### [Records supplied]
====================
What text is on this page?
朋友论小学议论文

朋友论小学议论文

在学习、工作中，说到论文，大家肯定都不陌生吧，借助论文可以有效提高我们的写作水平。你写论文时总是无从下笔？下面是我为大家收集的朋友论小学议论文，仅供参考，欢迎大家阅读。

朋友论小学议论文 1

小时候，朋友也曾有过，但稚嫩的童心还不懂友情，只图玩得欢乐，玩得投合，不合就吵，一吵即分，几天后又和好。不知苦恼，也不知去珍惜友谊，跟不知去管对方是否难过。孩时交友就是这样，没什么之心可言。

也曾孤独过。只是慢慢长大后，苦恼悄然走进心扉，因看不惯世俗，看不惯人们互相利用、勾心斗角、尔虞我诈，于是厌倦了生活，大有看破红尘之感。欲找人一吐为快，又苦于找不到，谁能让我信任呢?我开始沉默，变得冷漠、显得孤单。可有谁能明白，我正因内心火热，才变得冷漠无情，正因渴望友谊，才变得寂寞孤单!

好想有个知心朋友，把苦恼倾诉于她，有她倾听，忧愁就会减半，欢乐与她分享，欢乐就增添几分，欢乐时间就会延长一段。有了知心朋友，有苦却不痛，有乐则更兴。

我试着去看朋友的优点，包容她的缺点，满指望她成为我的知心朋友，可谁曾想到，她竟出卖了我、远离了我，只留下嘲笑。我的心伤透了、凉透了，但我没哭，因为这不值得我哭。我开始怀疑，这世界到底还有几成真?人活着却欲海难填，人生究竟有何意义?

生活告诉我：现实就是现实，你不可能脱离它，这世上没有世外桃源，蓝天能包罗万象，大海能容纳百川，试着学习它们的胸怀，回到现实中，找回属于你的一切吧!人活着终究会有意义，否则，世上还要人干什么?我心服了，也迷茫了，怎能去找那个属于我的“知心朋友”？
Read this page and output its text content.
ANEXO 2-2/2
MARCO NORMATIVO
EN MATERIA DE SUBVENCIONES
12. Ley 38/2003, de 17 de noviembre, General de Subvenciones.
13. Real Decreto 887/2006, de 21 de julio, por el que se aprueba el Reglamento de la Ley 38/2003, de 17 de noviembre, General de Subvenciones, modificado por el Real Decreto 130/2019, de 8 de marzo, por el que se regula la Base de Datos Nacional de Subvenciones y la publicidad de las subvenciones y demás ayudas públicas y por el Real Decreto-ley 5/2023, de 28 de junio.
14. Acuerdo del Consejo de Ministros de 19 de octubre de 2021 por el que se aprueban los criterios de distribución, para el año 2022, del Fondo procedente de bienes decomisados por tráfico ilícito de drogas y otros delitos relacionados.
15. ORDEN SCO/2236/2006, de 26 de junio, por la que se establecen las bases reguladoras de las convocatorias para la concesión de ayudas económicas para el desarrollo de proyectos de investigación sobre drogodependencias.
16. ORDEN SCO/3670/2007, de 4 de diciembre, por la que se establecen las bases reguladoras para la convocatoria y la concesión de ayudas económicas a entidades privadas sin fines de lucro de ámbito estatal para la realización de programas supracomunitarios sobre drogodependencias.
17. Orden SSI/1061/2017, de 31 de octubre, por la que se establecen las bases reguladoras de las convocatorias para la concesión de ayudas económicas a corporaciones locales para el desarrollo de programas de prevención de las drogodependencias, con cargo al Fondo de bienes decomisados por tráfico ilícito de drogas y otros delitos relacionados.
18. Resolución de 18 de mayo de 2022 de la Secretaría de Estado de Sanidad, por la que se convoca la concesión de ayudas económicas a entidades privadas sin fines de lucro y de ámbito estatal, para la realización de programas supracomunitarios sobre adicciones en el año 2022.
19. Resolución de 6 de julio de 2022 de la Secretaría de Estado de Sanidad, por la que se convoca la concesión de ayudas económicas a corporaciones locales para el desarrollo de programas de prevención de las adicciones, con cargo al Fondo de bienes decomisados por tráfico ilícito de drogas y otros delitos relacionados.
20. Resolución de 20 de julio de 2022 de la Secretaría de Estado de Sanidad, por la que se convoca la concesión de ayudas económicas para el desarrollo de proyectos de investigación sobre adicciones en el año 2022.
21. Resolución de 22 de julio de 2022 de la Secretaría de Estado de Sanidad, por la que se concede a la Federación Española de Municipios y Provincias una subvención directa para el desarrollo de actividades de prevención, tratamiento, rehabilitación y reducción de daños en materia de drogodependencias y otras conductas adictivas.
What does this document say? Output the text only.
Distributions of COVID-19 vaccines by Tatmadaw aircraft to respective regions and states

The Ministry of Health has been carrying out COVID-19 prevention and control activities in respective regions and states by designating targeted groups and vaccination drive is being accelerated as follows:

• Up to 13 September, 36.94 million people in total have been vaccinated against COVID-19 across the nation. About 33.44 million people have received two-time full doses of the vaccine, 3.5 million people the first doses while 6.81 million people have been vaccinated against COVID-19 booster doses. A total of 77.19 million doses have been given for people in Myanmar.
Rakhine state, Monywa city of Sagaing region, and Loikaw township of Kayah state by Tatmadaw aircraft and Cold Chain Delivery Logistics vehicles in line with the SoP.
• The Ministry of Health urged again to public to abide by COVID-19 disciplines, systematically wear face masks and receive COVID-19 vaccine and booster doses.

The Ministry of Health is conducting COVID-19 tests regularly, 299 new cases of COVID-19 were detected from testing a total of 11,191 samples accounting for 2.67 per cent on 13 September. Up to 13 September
====================
### [What the task asks]
List the lines of the material in which the word "text" occurs.

### [Task result]
What text is on this page?
Read this page and output its text content.
What does this document say? Output the text only.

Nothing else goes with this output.